Return the listing below in full, with every line exactly as it is.

* BEGIN *

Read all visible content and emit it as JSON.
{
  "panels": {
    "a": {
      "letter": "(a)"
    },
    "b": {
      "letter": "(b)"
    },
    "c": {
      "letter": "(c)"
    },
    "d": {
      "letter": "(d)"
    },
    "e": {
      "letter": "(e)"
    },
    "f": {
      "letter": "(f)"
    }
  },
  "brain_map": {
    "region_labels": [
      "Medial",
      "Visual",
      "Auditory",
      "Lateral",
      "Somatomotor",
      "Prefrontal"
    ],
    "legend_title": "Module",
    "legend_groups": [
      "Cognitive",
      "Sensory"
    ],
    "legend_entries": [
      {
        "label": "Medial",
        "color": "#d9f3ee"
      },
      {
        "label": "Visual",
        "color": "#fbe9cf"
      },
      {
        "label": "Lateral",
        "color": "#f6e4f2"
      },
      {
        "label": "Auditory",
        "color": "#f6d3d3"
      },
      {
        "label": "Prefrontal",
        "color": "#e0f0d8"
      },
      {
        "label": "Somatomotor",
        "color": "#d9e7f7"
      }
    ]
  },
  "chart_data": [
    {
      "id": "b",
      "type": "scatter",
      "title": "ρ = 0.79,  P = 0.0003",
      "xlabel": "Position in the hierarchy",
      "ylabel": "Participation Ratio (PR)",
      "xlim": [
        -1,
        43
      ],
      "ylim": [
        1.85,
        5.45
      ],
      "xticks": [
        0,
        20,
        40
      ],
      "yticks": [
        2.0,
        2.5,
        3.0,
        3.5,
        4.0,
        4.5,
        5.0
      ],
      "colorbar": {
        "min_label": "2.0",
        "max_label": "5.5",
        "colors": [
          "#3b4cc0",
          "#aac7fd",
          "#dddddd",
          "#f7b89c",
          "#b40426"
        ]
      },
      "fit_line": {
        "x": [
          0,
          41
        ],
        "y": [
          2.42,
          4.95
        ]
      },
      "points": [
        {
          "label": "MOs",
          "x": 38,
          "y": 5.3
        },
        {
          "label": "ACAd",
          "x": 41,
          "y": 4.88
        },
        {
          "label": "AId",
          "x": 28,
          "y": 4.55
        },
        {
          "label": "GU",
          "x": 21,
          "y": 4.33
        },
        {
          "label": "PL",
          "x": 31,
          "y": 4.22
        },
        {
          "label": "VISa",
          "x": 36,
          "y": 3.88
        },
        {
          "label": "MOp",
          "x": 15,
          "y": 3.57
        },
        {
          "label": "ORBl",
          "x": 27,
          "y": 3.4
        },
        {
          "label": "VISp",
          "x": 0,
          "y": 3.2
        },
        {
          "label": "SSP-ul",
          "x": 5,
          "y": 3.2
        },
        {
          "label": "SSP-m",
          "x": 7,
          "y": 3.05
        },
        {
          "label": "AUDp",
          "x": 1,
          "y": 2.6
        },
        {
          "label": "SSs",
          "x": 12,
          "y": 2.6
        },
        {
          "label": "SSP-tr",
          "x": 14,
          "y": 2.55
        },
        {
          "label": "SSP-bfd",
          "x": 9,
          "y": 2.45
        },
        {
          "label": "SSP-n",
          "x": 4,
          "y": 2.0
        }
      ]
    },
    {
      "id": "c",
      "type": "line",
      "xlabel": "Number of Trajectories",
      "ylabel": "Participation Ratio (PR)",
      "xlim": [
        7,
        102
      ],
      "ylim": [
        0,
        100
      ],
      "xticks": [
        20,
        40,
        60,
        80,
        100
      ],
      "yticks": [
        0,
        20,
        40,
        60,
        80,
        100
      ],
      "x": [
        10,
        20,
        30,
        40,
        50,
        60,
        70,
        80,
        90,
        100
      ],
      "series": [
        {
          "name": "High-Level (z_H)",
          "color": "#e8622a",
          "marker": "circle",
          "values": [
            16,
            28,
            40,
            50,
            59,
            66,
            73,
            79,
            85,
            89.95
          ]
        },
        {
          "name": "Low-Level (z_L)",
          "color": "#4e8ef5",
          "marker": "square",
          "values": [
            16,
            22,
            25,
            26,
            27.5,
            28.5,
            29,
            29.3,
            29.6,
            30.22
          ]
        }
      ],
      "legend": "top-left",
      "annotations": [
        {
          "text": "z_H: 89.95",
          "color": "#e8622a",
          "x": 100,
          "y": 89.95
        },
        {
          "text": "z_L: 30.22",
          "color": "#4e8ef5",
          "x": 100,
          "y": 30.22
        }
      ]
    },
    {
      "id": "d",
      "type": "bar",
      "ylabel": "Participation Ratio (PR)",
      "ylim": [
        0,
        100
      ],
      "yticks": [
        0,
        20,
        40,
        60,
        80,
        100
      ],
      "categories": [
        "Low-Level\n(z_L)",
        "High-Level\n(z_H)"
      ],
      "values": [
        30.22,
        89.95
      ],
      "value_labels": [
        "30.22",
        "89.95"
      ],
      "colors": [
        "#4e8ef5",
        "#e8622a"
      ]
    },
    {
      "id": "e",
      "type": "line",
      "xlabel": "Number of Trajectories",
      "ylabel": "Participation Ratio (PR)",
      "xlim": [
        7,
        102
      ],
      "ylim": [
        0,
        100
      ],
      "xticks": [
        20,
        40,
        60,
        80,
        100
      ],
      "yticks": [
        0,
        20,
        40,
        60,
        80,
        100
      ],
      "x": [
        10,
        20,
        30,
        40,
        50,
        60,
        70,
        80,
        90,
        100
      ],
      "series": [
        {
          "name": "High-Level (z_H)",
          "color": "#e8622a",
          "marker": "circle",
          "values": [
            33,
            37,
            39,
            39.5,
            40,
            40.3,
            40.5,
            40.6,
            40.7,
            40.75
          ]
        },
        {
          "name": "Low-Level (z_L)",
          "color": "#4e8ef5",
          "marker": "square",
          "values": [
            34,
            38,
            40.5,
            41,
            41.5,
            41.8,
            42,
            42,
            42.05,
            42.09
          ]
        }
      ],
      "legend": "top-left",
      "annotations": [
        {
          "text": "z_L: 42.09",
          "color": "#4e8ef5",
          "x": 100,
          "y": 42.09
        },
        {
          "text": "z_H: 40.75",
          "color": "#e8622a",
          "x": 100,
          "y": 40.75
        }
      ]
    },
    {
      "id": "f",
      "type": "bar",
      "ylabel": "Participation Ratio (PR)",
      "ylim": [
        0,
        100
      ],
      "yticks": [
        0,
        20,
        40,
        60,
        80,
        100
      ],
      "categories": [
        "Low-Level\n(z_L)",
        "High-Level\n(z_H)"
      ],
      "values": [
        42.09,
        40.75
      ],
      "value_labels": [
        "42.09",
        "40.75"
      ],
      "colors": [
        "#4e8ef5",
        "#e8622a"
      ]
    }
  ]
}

* END *

▶ **FINAL ANSWER**:
Read all visible content and emit it as JSON.
{
  "panels": {
    "a": {
      "letter": "(a)"
    },
    "b": {
      "letter": "(b)"
    },
    "c": {
      "letter": "(c)"
    },
    "d": {
      "letter": "(d)"
    },
    "e": {
      "letter": "(e)"
    },
    "f": {
      "letter": "(f)"
    }
  },
  "brain_map": {
    "region_labels": [
      "Medial",
      "Visual",
      "Auditory",
      "Lateral",
      "Somatomotor",
      "Prefrontal"
    ],
    "legend_title": "Module",
    "legend_groups": [
      "Cognitive",
      "Sensory"
    ],
    "legend_entries": [
      {
        "label": "Medial",
        "color": "#d9f3ee"
      },
      {
        "label": "Visual",
        "color": "#fbe9cf"
      },
      {
        "label": "Lateral",
        "color": "#f6e4f2"
      },
      {
        "label": "Auditory",
        "color": "#f6d3d3"
      },
      {
        "label": "Prefrontal",
        "color": "#e0f0d8"
      },
      {
        "label": "Somatomotor",
        "color": "#d9e7f7"
      }
    ]
  },
  "chart_data": [
    {
      "id": "b",
      "type": "scatter",
      "title": "ρ = 0.79,  P = 0.0003",
      "xlabel": "Position in the hierarchy",
      "ylabel": "Participation Ratio (PR)",
      "xlim": [
        -1,
        43
      ],
      "ylim": [
        1.85,
        5.45
      ],
      "xticks": [
        0,
        20,
        40
      ],
      "yticks": [
        2.0,
        2.5,
        3.0,
        3.5,
        4.0,
        4.5,
        5.0
      ],
      "colorbar": {
        "min_label": "2.0",
        "max_label": "5.5",
        "colors": [
          "#3b4cc0",
          "#aac7fd",
          "#dddddd",
          "#f7b89c",
          "#b40426"
        ]
      },
      "fit_line": {
        "x": [
          0,
          41
        ],
        "y": [
          2.42,
          4.95
        ]
      },
      "points": [
        {
          "label": "MOs",
          "x": 38,
          "y": 5.3
        },
        {
          "label": "ACAd",
          "x": 41,
          "y": 4.88
        },
        {
          "label": "AId",
          "x": 28,
          "y": 4.55
        },
        {
          "label": "GU",
          "x": 21,
          "y": 4.33
        },
        {
          "label": "PL",
          "x": 31,
          "y": 4.22
        },
        {
          "label": "VISa",
          "x": 36,
          "y": 3.88
        },
        {
          "label": "MOp",
          "x": 15,
          "y": 3.57
        },
        {
          "label": "ORBl",
          "x": 27,
          "y": 3.4
        },
        {
          "label": "VISp",
          "x": 0,
          "y": 3.2
        },
        {
          "label": "SSP-ul",
          "x": 5,
          "y": 3.2
        },
        {
          "label": "SSP-m",
          "x": 7,
          "y": 3.05
        },
        {
          "label": "AUDp",
          "x": 1,
          "y": 2.6
        },
        {
          "label": "SSs",
          "x": 12,
          "y": 2.6
        },
        {
          "label": "SSP-tr",
          "x": 14,
          "y": 2.55
        },
        {
          "label": "SSP-bfd",
          "x": 9,
          "y": 2.45
        },
        {
          "label": "SSP-n",
          "x": 4,
          "y": 2.0
        }
      ]
    },
    {
      "id": "c",
      "type": "line",
      "xlabel": "Number of Trajectories",
      "ylabel": "Participation Ratio (PR)",
      "xlim": [
        7,
        102
      ],
      "ylim": [
        0,
        100
      ],
      "xticks": [
        20,
        40,
        60,
        80,
        100
      ],
      "yticks": [
        0,
        20,
        40,
        60,
        80,
        100
      ],
      "x": [
        10,
        20,
        30,
        40,
        50,
        60,
        70,
        80,
        90,
        100
      ],
      "series": [
        {
          "name": "High-Level (z_H)",
          "color": "#e8622a",
          "marker": "circle",
          "values": [
            16,
            28,
            40,
            50,
            59,
            66,
            73,
            79,
            85,
            89.95
          ]
        },
        {
          "name": "Low-Level (z_L)",
          "color": "#4e8ef5",
          "marker": "square",
          "values": [
            16,
            22,
            25,
            26,
            27.5,
            28.5,
            29,
            29.3,
            29.6,
            30.22
          ]
        }
      ],
      "legend": "top-left",
      "annotations": [
        {
          "text": "z_H: 89.95",
          "color": "#e8622a",
          "x": 100,
          "y": 89.95
        },
        {
          "text": "z_L: 30.22",
          "color": "#4e8ef5",
          "x": 100,
          "y": 30.22
        }
      ]
    },
    {
      "id": "d",
      "type": "bar",
      "ylabel": "Participation Ratio (PR)",
      "ylim": [
        0,
        100
      ],
      "yticks": [
        0,
        20,
        40,
        60,
        80,
        100
      ],
      "categories": [
        "Low-Level\n(z_L)",
        "High-Level\n(z_H)"
      ],
      "values": [
        30.22,
        89.95
      ],
      "value_labels": [
        "30.22",
        "89.95"
      ],
      "colors": [
        "#4e8ef5",
        "#e8622a"
      ]
    },
    {
      "id": "e",
      "type": "line",
      "xlabel": "Number of Trajectories",
      "ylabel": "Participation Ratio (PR)",
      "xlim": [
        7,
        102
      ],
      "ylim": [
        0,
        100
      ],
      "xticks": [
        20,
        40,
        60,
        80,
        100
      ],
      "yticks": [
        0,
        20,
        40,
        60,
        80,
        100
      ],
      "x": [
        10,
        20,
        30,
        40,
        50,
        60,
        70,
        80,
        90,
        100
      ],
      "series": [
        {
          "name": "High-Level (z_H)",
          "color": "#e8622a",
          "marker": "circle",
          "values": [
            33,
            37,
            39,
            39.5,
            40,
            40.3,
            40.5,
            40.6,
            40.7,
            40.75
          ]
        },
        {
          "name": "Low-Level (z_L)",
          "color": "#4e8ef5",
          "marker": "square",
          "values": [
            34,
            38,
            40.5,
            41,
            41.5,
            41.8,
            42,
            42,
            42.05,
            42.09
          ]
        }
      ],
      "legend": "top-left",
      "annotations": [
        {
          "text": "z_L: 42.09",
          "color": "#4e8ef5",
          "x": 100,
          "y": 42.09
        },
        {
          "text": "z_H: 40.75",
          "color": "#e8622a",
          "x": 100,
          "y": 40.75
        }
      ]
    },
    {
      "id": "f",
      "type": "bar",
      "ylabel": "Participation Ratio (PR)",
      "ylim": [
        0,
        100
      ],
      "yticks": [
        0,
        20,
        40,
        60,
        80,
        100
      ],
      "categories": [
        "Low-Level\n(z_L)",
        "High-Level\n(z_H)"
      ],
      "values": [
        42.09,
        40.75
      ],
      "value_labels": [
        "42.09",
        "40.75"
      ],
      "colors": [
        "#4e8ef5",
        "#e8622a"
      ]
    }
  ]
}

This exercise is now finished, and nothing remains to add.